> _Excerpt provided_
#####

# 🎇 FLARE: Fast Low-rank Attention Routing Engine (Anonymized)

> **📋 For Reviewers:** This repository has been thoroughly anonymized for double-blind review. Readers are encouraged to view [`ANONYMOUS.md`](ANONYMOUS.md) for complete documentation of all anonymization changes made.

<!-- Anonymized: removed links to external profiles and papers for double-blind review. -->

## Abstract
The quadratic complexity of self-attention limits its applicability and scalability on large unstructured meshes.
We introduce **Fast Low-rank Attention Routing Engine (FLARE)**, a linear complexity self-attention mechanism that routes attention through fixed-length latent sequences.
Each attention head performs global communication among $N$ tokens by projecting the input sequence onto a fixed length latent sequence of $M \ll N$ tokens using learnable query tokens.
By routing attention through a bottleneck sequence, FLARE learns a low-rank form of attention that can be applied at $\mathcal{O}(NM)$ cost.

#####

> _Aim 1_
From the FLARE README above, pull out the passage starting with "# 🎇 FLARE: Fast" and going on through "anonymization changes made.", word for word.
> _Aim 2_
Write what comes next in the FLARE attention README, picking up right after its final sentence.

#####

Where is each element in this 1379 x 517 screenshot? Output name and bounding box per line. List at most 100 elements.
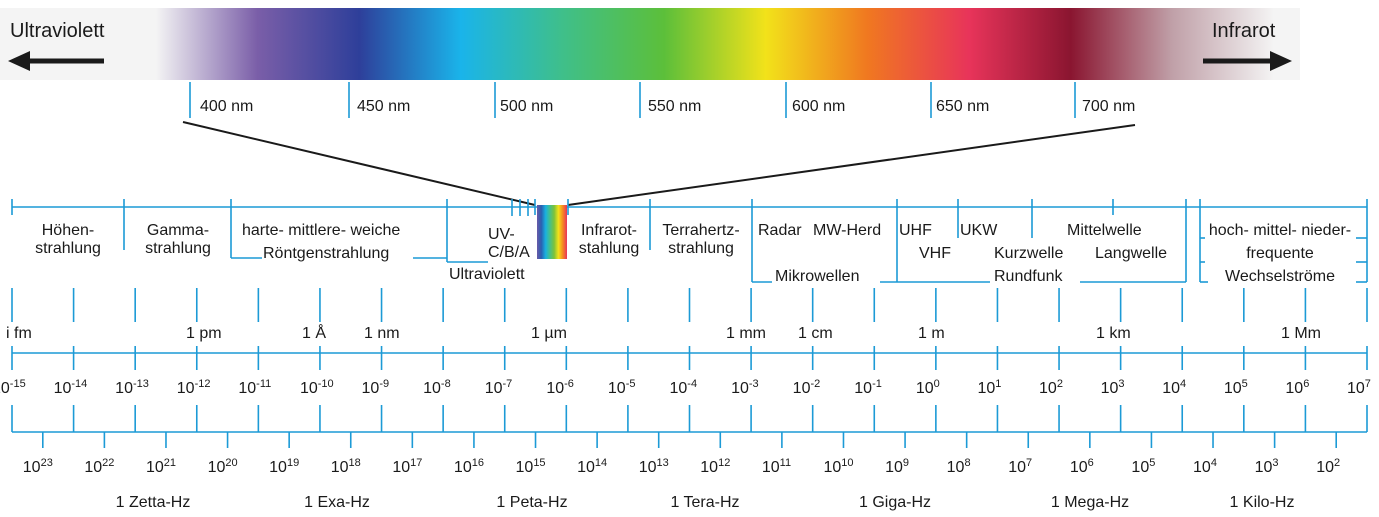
nm-tick-label: 550 nm bbox=[648, 98, 702, 115]
frequency-power: 107 bbox=[1008, 457, 1033, 477]
langwelle-label: Langwelle bbox=[1095, 245, 1168, 262]
wavelength-power: 10-11 bbox=[238, 378, 272, 398]
length-name: 1 pm bbox=[186, 325, 222, 342]
nm-tick-label: 500 nm bbox=[500, 98, 554, 115]
direction-arrows bbox=[8, 51, 1292, 71]
roentgen-hardness-label: harte- mittlere- weiche bbox=[242, 222, 401, 239]
wavelength-power: 10-7 bbox=[484, 378, 513, 398]
uv-label: UV- bbox=[488, 226, 515, 243]
frequency-power: 1018 bbox=[330, 457, 361, 477]
right-arrow-icon bbox=[1203, 51, 1292, 71]
left-arrow-icon bbox=[8, 51, 104, 71]
nm-tick-label: 700 nm bbox=[1082, 98, 1136, 115]
frequency-power: 108 bbox=[946, 457, 971, 477]
length-name: 1 km bbox=[1096, 325, 1131, 342]
frequency-name: 1 Exa-Hz bbox=[304, 494, 370, 511]
uv-cba-label: C/B/A bbox=[488, 244, 530, 261]
length-name: 1 µm bbox=[531, 325, 567, 342]
nm-tick-label: 600 nm bbox=[792, 98, 846, 115]
infrared-label: Infrarot bbox=[1212, 20, 1276, 42]
frequency-power: 1010 bbox=[823, 457, 854, 477]
mini-visible-spectrum bbox=[537, 205, 567, 259]
length-name: 1 nm bbox=[364, 325, 400, 342]
frequency-power: 1011 bbox=[761, 457, 792, 477]
frequency-name: 1 Zetta-Hz bbox=[115, 494, 191, 511]
length-name: i fm bbox=[6, 325, 32, 342]
roentgenstrahlung-label: Röntgenstrahlung bbox=[263, 245, 390, 262]
visible-spectrum-bar bbox=[0, 8, 1300, 80]
wavelength-power: 10-4 bbox=[669, 378, 698, 398]
nm-tick-label: 400 nm bbox=[200, 98, 254, 115]
kurzwelle-label: Kurzwelle bbox=[994, 245, 1064, 262]
frequency-power: 106 bbox=[1069, 457, 1094, 477]
wavelength-power: 101 bbox=[977, 378, 1002, 398]
frequency-power: 1016 bbox=[453, 457, 484, 477]
nm-tick-label: 650 nm bbox=[936, 98, 990, 115]
wavelength-power: 104 bbox=[1162, 378, 1187, 398]
wavelength-power: 107 bbox=[1347, 378, 1371, 398]
frequency-power: 1022 bbox=[84, 457, 115, 477]
frequency-name: 1 Peta-Hz bbox=[496, 494, 568, 511]
mw-herd-label: MW-Herd bbox=[813, 222, 882, 239]
frequency-power: 105 bbox=[1131, 457, 1156, 477]
wavelength-power: 10-1 bbox=[854, 378, 882, 398]
mikrowellen-label: Mikrowellen bbox=[775, 268, 860, 285]
wavelength-power: 100 bbox=[915, 378, 940, 398]
frequency-power: 1021 bbox=[145, 457, 177, 477]
frequency-power: 1015 bbox=[515, 457, 546, 477]
wavelength-power: 10-6 bbox=[546, 378, 574, 398]
frequency-power: 109 bbox=[885, 457, 909, 477]
zoom-line bbox=[182, 121, 536, 206]
terahertzstrahlung-label: Terrahertz-strahlung bbox=[662, 222, 740, 257]
gammastrahlung-label: Gamma-strahlung bbox=[145, 222, 211, 257]
frequency-power: 1023 bbox=[22, 457, 53, 477]
mittelwelle-label: Mittelwelle bbox=[1067, 222, 1142, 239]
frequency-power: 104 bbox=[1193, 457, 1217, 477]
nm-tick-label: 450 nm bbox=[357, 98, 411, 115]
frequency-name: 1 Tera-Hz bbox=[670, 494, 740, 511]
frequency-name: 1 Kilo-Hz bbox=[1229, 494, 1295, 511]
wavelength-power: 10-3 bbox=[731, 378, 759, 398]
frequency-power: 1019 bbox=[269, 457, 300, 477]
wavelength-power: 10-14 bbox=[53, 378, 88, 398]
vhf-label: VHF bbox=[919, 245, 951, 262]
uhf-label: UHF bbox=[899, 222, 932, 239]
frequency-power: 1013 bbox=[638, 457, 669, 477]
wavelength-power: 10-8 bbox=[423, 378, 451, 398]
wavelength-power: 10-12 bbox=[176, 378, 211, 398]
wavelength-power: 10-9 bbox=[361, 378, 390, 398]
wavelength-power: 102 bbox=[1039, 378, 1063, 398]
hoehenstrahlung-label: Höhen-strahlung bbox=[35, 222, 101, 257]
wavelength-power: 10-5 bbox=[607, 378, 636, 398]
length-name: 1 Å bbox=[302, 325, 327, 342]
wavelength-power: 105 bbox=[1223, 378, 1248, 398]
frequency-power: 1020 bbox=[207, 457, 238, 477]
wavelength-power: 106 bbox=[1285, 378, 1310, 398]
ultraviolett-label: Ultraviolett bbox=[449, 266, 525, 283]
infrarotstrahlung-label: Infrarot-stahlung bbox=[578, 222, 640, 257]
zoom-line bbox=[567, 124, 1136, 206]
length-name: 1 Mm bbox=[1281, 325, 1321, 342]
length-name: 1 m bbox=[918, 325, 945, 342]
frequency-power: 1017 bbox=[392, 457, 423, 477]
wavelength-power: 10-15 bbox=[0, 378, 26, 398]
length-name: 1 mm bbox=[726, 325, 766, 342]
wavelength-power: 103 bbox=[1100, 378, 1125, 398]
wavelength-power: 10-2 bbox=[792, 378, 821, 398]
frequency-power: 1012 bbox=[700, 457, 731, 477]
ukw-label: UKW bbox=[960, 222, 998, 239]
frequency-power: 102 bbox=[1316, 457, 1341, 477]
frequency-name: 1 Mega-Hz bbox=[1050, 494, 1130, 511]
wavelength-power: 10-10 bbox=[299, 378, 334, 398]
wavelength-power: 10-13 bbox=[115, 378, 149, 398]
frequency-power: 103 bbox=[1254, 457, 1279, 477]
frequency-power: 1014 bbox=[577, 457, 608, 477]
frequency-name: 1 Giga-Hz bbox=[858, 494, 932, 511]
ultraviolet-label: Ultraviolett bbox=[10, 20, 105, 42]
radar-label: Radar bbox=[758, 222, 802, 239]
wechselstroeme-label: hoch- mittel- nieder- frequente Wechsels… bbox=[1208, 222, 1352, 285]
length-name: 1 cm bbox=[798, 325, 833, 342]
rundfunk-label: Rundfunk bbox=[994, 268, 1063, 285]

#####

> _Task result 1_
# 🎇 FLARE: Fast Low-rank Attention Routing Engine (Anonymized)

> **📋 For Reviewers:** This repository has been thoroughly anonymized for double-blind review. Readers are encouraged to view [`ANONYMOUS.md`](ANONYMOUS.md) for complete documentation of all anonymization changes made.

> _Task result 2_
FLARE not only scales to unprecedented problem sizes, but also delivers superior accuracy compared to state-of-the-art neural PDE surrogates across diverse benchmarks.
We also release a new additive manufacturing dataset to spur further research.
<!-- Anonymized: repository URL removed for double-blind review. -->

## Highlights

- **Linear complexity token mixing.** FLARE is an efficient self-attention mechanism designed to learn on long sequences such as point clouds.
By replacing full self-attention with low-rank projections and reconstructions, FLARE achieves linear complexity in the number of points.
- **Superior accuracy.** Across multiple PDE benchmarks, FLARE achieves superior predictive accuracy compared to leading neural surrogate models, despite operating with fewer parameters, and at much lower computational complexity.
- **Scalability.** FLARE is built entirely from standard fused attention primitives, ensuring high GPU utilization and ease of integration into existing transformer architectures.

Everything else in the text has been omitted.